**EXERCISE OBJECTIVE:**
All of the entries must be reproduced exactly, with no images carried over.

>> Start STORED DATA

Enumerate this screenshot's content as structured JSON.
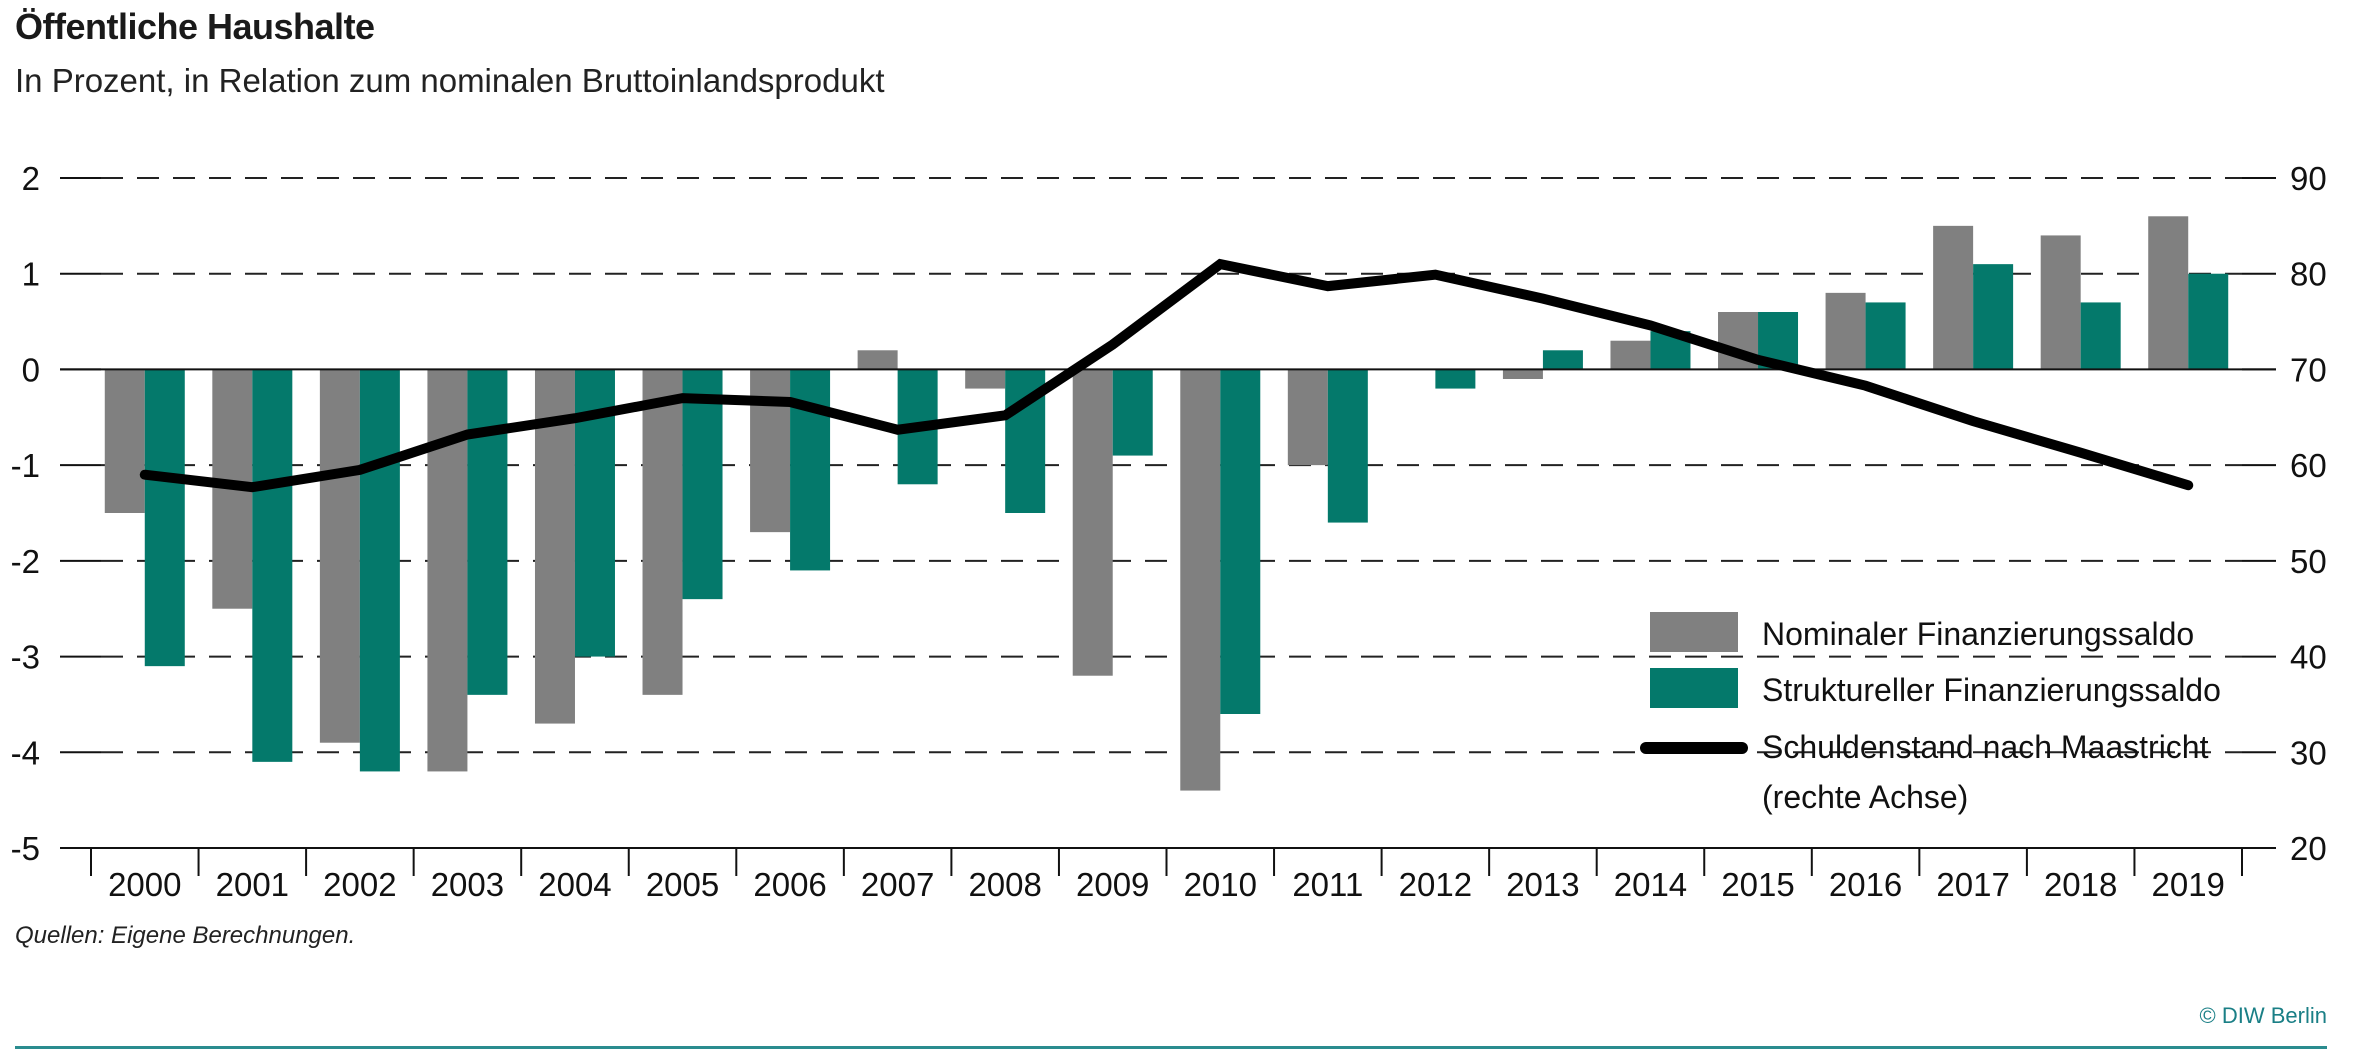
{
  "header": {
    "title": "Öffentliche Haushalte",
    "subtitle": "In Prozent, in Relation zum nominalen Bruttoinlandsprodukt"
  },
  "footer": {
    "source": "Quellen: Eigene Berechnungen.",
    "copyright": "© DIW Berlin"
  },
  "colors": {
    "nominal": "#808080",
    "structural": "#04796b",
    "debt_line": "#000000",
    "brand": "#1a7f86"
  },
  "chart_data": {
    "type": "bar",
    "title": "Öffentliche Haushalte",
    "subtitle": "In Prozent, in Relation zum nominalen Bruttoinlandsprodukt",
    "categories": [
      "2000",
      "2001",
      "2002",
      "2003",
      "2004",
      "2005",
      "2006",
      "2007",
      "2008",
      "2009",
      "2010",
      "2011",
      "2012",
      "2013",
      "2014",
      "2015",
      "2016",
      "2017",
      "2018",
      "2019"
    ],
    "series": [
      {
        "name": "Nominaler Finanzierungssaldo",
        "type": "bar",
        "axis": "left",
        "values": [
          -1.5,
          -2.5,
          -3.9,
          -4.2,
          -3.7,
          -3.4,
          -1.7,
          0.2,
          -0.2,
          -3.2,
          -4.4,
          -1.0,
          0.0,
          -0.1,
          0.3,
          0.6,
          0.8,
          1.5,
          1.4,
          1.6
        ]
      },
      {
        "name": "Struktureller Finanzierungssaldo",
        "type": "bar",
        "axis": "left",
        "values": [
          -3.1,
          -4.1,
          -4.2,
          -3.4,
          -3.0,
          -2.4,
          -2.1,
          -1.2,
          -1.5,
          -0.9,
          -3.6,
          -1.6,
          -0.2,
          0.2,
          0.4,
          0.6,
          0.7,
          1.1,
          0.7,
          1.0
        ]
      },
      {
        "name": "Schuldenstand nach Maastricht (rechte Achse)",
        "type": "line",
        "axis": "right",
        "values": [
          59.0,
          57.7,
          59.5,
          63.2,
          64.9,
          67.0,
          66.6,
          63.7,
          65.2,
          72.6,
          81.0,
          78.7,
          79.9,
          77.4,
          74.6,
          71.0,
          68.3,
          64.6,
          61.3,
          57.9
        ]
      }
    ],
    "left_axis": {
      "ylim": [
        -5,
        2
      ],
      "ticks": [
        "2",
        "1",
        "0",
        "-1",
        "-2",
        "-3",
        "-4",
        "-5"
      ],
      "tick_values": [
        2,
        1,
        0,
        -1,
        -2,
        -3,
        -4,
        -5
      ]
    },
    "right_axis": {
      "ylim": [
        20,
        90
      ],
      "ticks": [
        "90",
        "80",
        "70",
        "60",
        "50",
        "40",
        "30",
        "20"
      ],
      "tick_values": [
        90,
        80,
        70,
        60,
        50,
        40,
        30,
        20
      ]
    },
    "legend": {
      "position": "bottom-right",
      "items": [
        {
          "label": "Nominaler Finanzierungssaldo",
          "kind": "box"
        },
        {
          "label": "Struktureller Finanzierungssaldo",
          "kind": "box"
        },
        {
          "label": "Schuldenstand nach Maastricht",
          "label2": "(rechte Achse)",
          "kind": "line"
        }
      ]
    },
    "grid": true,
    "xlabel": "",
    "ylabel": ""
  }
}
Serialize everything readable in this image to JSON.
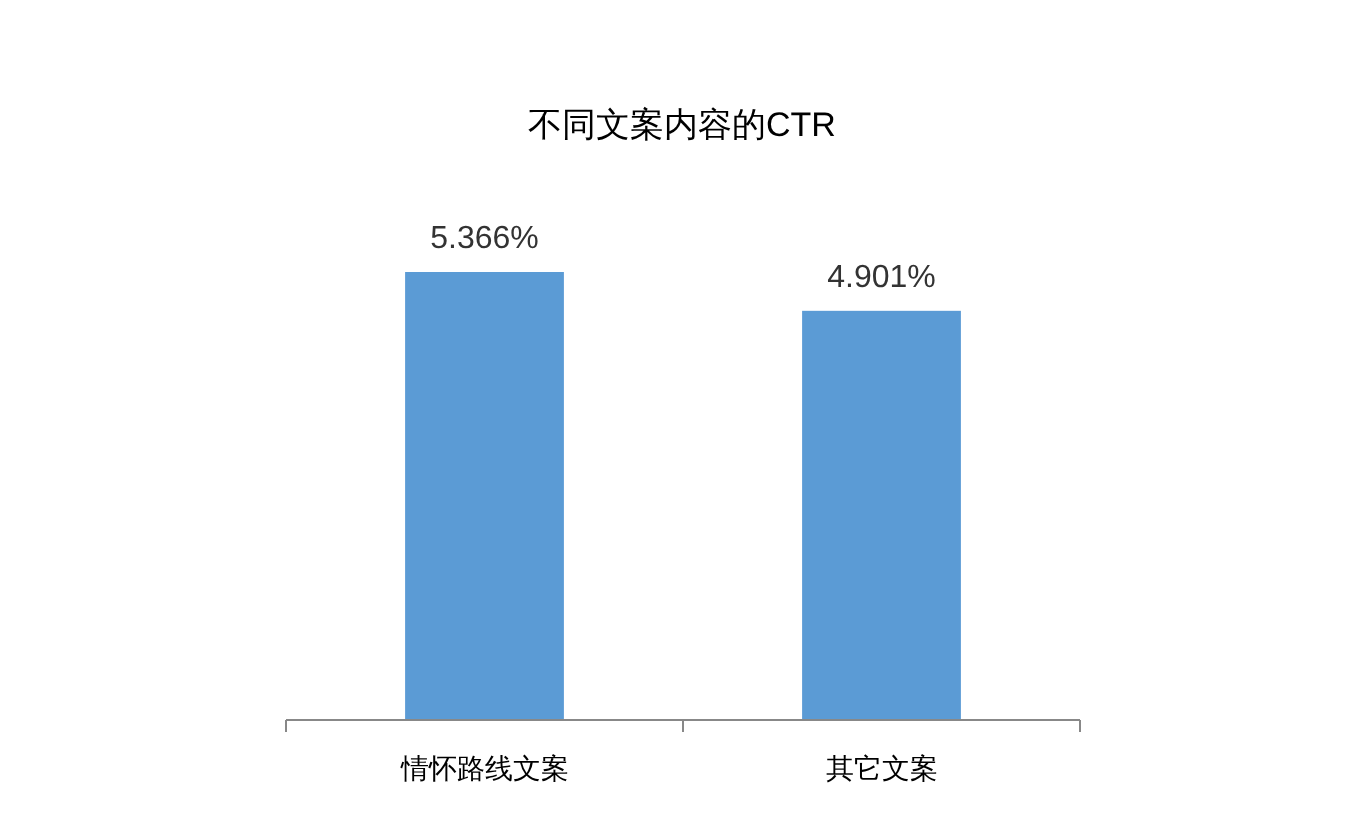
{
  "chart_data": {
    "type": "bar",
    "title": "不同文案内容的CTR",
    "categories": [
      "情怀路线文案",
      "其它文案"
    ],
    "values": [
      5.366,
      4.901
    ],
    "value_labels": [
      "5.366%",
      "4.901%"
    ],
    "color": "#5b9bd5"
  }
}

>> End STORED DATA

**COMPLETE RESPONSE:**
Enumerate this screenshot's content as structured JSON.
{
  "header": {
    "title": "Öffentliche Haushalte",
    "subtitle": "In Prozent, in Relation zum nominalen Bruttoinlandsprodukt"
  },
  "footer": {
    "source": "Quellen: Eigene Berechnungen.",
    "copyright": "© DIW Berlin"
  },
  "colors": {
    "nominal": "#808080",
    "structural": "#04796b",
    "debt_line": "#000000",
    "brand": "#1a7f86"
  },
  "chart_data": {
    "type": "bar",
    "title": "Öffentliche Haushalte",
    "subtitle": "In Prozent, in Relation zum nominalen Bruttoinlandsprodukt",
    "categories": [
      "2000",
      "2001",
      "2002",
      "2003",
      "2004",
      "2005",
      "2006",
      "2007",
      "2008",
      "2009",
      "2010",
      "2011",
      "2012",
      "2013",
      "2014",
      "2015",
      "2016",
      "2017",
      "2018",
      "2019"
    ],
    "series": [
      {
        "name": "Nominaler Finanzierungssaldo",
        "type": "bar",
        "axis": "left",
        "values": [
          -1.5,
          -2.5,
          -3.9,
          -4.2,
          -3.7,
          -3.4,
          -1.7,
          0.2,
          -0.2,
          -3.2,
          -4.4,
          -1.0,
          0.0,
          -0.1,
          0.3,
          0.6,
          0.8,
          1.5,
          1.4,
          1.6
        ]
      },
      {
        "name": "Struktureller Finanzierungssaldo",
        "type": "bar",
        "axis": "left",
        "values": [
          -3.1,
          -4.1,
          -4.2,
          -3.4,
          -3.0,
          -2.4,
          -2.1,
          -1.2,
          -1.5,
          -0.9,
          -3.6,
          -1.6,
          -0.2,
          0.2,
          0.4,
          0.6,
          0.7,
          1.1,
          0.7,
          1.0
        ]
      },
      {
        "name": "Schuldenstand nach Maastricht (rechte Achse)",
        "type": "line",
        "axis": "right",
        "values": [
          59.0,
          57.7,
          59.5,
          63.2,
          64.9,
          67.0,
          66.6,
          63.7,
          65.2,
          72.6,
          81.0,
          78.7,
          79.9,
          77.4,
          74.6,
          71.0,
          68.3,
          64.6,
          61.3,
          57.9
        ]
      }
    ],
    "left_axis": {
      "ylim": [
        -5,
        2
      ],
      "ticks": [
        "2",
        "1",
        "0",
        "-1",
        "-2",
        "-3",
        "-4",
        "-5"
      ],
      "tick_values": [
        2,
        1,
        0,
        -1,
        -2,
        -3,
        -4,
        -5
      ]
    },
    "right_axis": {
      "ylim": [
        20,
        90
      ],
      "ticks": [
        "90",
        "80",
        "70",
        "60",
        "50",
        "40",
        "30",
        "20"
      ],
      "tick_values": [
        90,
        80,
        70,
        60,
        50,
        40,
        30,
        20
      ]
    },
    "legend": {
      "position": "bottom-right",
      "items": [
        {
          "label": "Nominaler Finanzierungssaldo",
          "kind": "box"
        },
        {
          "label": "Struktureller Finanzierungssaldo",
          "kind": "box"
        },
        {
          "label": "Schuldenstand nach Maastricht",
          "label2": "(rechte Achse)",
          "kind": "line"
        }
      ]
    },
    "grid": true,
    "xlabel": "",
    "ylabel": ""
  }
}
Serialize everything readable in this image to JSON.
{
  "chart_data": {
    "type": "bar",
    "title": "不同文案内容的CTR",
    "categories": [
      "情怀路线文案",
      "其它文案"
    ],
    "values": [
      5.366,
      4.901
    ],
    "value_labels": [
      "5.366%",
      "4.901%"
    ],
    "color": "#5b9bd5"
  }
}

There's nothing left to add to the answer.